■ **WHAT IS EXPECTED**
Reproduce each record exactly.

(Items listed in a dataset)
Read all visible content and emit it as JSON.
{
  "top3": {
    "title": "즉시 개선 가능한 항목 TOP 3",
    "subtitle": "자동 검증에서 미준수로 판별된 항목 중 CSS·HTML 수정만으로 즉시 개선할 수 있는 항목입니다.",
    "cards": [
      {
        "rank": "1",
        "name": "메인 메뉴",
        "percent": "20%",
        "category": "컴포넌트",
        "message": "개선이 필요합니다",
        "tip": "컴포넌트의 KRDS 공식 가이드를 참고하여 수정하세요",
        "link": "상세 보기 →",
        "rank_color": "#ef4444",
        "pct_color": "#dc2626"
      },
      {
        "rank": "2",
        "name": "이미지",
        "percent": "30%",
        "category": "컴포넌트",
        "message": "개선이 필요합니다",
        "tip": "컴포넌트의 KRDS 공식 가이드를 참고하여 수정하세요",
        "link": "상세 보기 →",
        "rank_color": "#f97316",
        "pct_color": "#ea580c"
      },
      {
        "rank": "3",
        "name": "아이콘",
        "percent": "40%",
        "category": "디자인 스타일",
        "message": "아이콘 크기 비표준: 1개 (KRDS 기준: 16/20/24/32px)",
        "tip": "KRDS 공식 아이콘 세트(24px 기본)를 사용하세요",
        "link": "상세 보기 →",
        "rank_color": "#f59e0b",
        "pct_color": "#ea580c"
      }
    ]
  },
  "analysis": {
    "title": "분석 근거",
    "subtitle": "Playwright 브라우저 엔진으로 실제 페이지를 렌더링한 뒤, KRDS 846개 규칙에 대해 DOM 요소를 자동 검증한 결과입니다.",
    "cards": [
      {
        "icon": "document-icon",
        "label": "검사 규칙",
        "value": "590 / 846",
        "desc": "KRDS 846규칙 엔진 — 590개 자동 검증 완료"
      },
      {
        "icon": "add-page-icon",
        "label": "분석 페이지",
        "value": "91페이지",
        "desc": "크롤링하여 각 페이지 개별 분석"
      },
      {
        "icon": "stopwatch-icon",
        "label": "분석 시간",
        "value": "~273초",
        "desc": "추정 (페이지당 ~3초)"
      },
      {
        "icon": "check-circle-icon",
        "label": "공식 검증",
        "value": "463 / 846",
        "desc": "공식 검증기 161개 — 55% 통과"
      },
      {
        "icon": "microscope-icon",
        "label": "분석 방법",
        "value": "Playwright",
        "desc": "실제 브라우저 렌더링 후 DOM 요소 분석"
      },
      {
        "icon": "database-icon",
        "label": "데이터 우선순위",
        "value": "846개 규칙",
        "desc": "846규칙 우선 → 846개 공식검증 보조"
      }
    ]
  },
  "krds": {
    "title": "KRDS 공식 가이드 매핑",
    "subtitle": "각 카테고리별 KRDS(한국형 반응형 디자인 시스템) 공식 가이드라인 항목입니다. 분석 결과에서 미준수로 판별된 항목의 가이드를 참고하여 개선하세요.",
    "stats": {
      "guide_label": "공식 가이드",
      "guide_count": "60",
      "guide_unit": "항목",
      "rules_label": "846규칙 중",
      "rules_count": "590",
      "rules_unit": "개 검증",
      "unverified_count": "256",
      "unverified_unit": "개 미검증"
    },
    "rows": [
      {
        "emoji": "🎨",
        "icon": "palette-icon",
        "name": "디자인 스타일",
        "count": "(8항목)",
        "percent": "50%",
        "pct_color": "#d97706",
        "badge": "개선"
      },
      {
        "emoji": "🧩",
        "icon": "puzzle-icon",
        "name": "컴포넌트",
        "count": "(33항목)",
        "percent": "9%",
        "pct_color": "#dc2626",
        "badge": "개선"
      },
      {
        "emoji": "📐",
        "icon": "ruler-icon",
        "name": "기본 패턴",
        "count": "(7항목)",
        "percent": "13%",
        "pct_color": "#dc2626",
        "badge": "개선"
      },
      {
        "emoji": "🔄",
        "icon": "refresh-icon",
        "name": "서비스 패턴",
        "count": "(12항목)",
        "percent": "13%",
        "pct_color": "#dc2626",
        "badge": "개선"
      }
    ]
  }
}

■ **COMPLETE RESPONSE**
Read all visible content and emit it as JSON.
{
  "top3": {
    "title": "즉시 개선 가능한 항목 TOP 3",
    "subtitle": "자동 검증에서 미준수로 판별된 항목 중 CSS·HTML 수정만으로 즉시 개선할 수 있는 항목입니다.",
    "cards": [
      {
        "rank": "1",
        "name": "메인 메뉴",
        "percent": "20%",
        "category": "컴포넌트",
        "message": "개선이 필요합니다",
        "tip": "컴포넌트의 KRDS 공식 가이드를 참고하여 수정하세요",
        "link": "상세 보기 →",
        "rank_color": "#ef4444",
        "pct_color": "#dc2626"
      },
      {
        "rank": "2",
        "name": "이미지",
        "percent": "30%",
        "category": "컴포넌트",
        "message": "개선이 필요합니다",
        "tip": "컴포넌트의 KRDS 공식 가이드를 참고하여 수정하세요",
        "link": "상세 보기 →",
        "rank_color": "#f97316",
        "pct_color": "#ea580c"
      },
      {
        "rank": "3",
        "name": "아이콘",
        "percent": "40%",
        "category": "디자인 스타일",
        "message": "아이콘 크기 비표준: 1개 (KRDS 기준: 16/20/24/32px)",
        "tip": "KRDS 공식 아이콘 세트(24px 기본)를 사용하세요",
        "link": "상세 보기 →",
        "rank_color": "#f59e0b",
        "pct_color": "#ea580c"
      }
    ]
  },
  "analysis": {
    "title": "분석 근거",
    "subtitle": "Playwright 브라우저 엔진으로 실제 페이지를 렌더링한 뒤, KRDS 846개 규칙에 대해 DOM 요소를 자동 검증한 결과입니다.",
    "cards": [
      {
        "icon": "document-icon",
        "label": "검사 규칙",
        "value": "590 / 846",
        "desc": "KRDS 846규칙 엔진 — 590개 자동 검증 완료"
      },
      {
        "icon": "add-page-icon",
        "label": "분석 페이지",
        "value": "91페이지",
        "desc": "크롤링하여 각 페이지 개별 분석"
      },
      {
        "icon": "stopwatch-icon",
        "label": "분석 시간",
        "value": "~273초",
        "desc": "추정 (페이지당 ~3초)"
      },
      {
        "icon": "check-circle-icon",
        "label": "공식 검증",
        "value": "463 / 846",
        "desc": "공식 검증기 161개 — 55% 통과"
      },
      {
        "icon": "microscope-icon",
        "label": "분석 방법",
        "value": "Playwright",
        "desc": "실제 브라우저 렌더링 후 DOM 요소 분석"
      },
      {
        "icon": "database-icon",
        "label": "데이터 우선순위",
        "value": "846개 규칙",
        "desc": "846규칙 우선 → 846개 공식검증 보조"
      }
    ]
  },
  "krds": {
    "title": "KRDS 공식 가이드 매핑",
    "subtitle": "각 카테고리별 KRDS(한국형 반응형 디자인 시스템) 공식 가이드라인 항목입니다. 분석 결과에서 미준수로 판별된 항목의 가이드를 참고하여 개선하세요.",
    "stats": {
      "guide_label": "공식 가이드",
      "guide_count": "60",
      "guide_unit": "항목",
      "rules_label": "846규칙 중",
      "rules_count": "590",
      "rules_unit": "개 검증",
      "unverified_count": "256",
      "unverified_unit": "개 미검증"
    },
    "rows": [
      {
        "emoji": "🎨",
        "icon": "palette-icon",
        "name": "디자인 스타일",
        "count": "(8항목)",
        "percent": "50%",
        "pct_color": "#d97706",
        "badge": "개선"
      },
      {
        "emoji": "🧩",
        "icon": "puzzle-icon",
        "name": "컴포넌트",
        "count": "(33항목)",
        "percent": "9%",
        "pct_color": "#dc2626",
        "badge": "개선"
      },
      {
        "emoji": "📐",
        "icon": "ruler-icon",
        "name": "기본 패턴",
        "count": "(7항목)",
        "percent": "13%",
        "pct_color": "#dc2626",
        "badge": "개선"
      },
      {
        "emoji": "🔄",
        "icon": "refresh-icon",
        "name": "서비스 패턴",
        "count": "(12항목)",
        "percent": "13%",
        "pct_color": "#dc2626",
        "badge": "개선"
      }
    ]
  }
}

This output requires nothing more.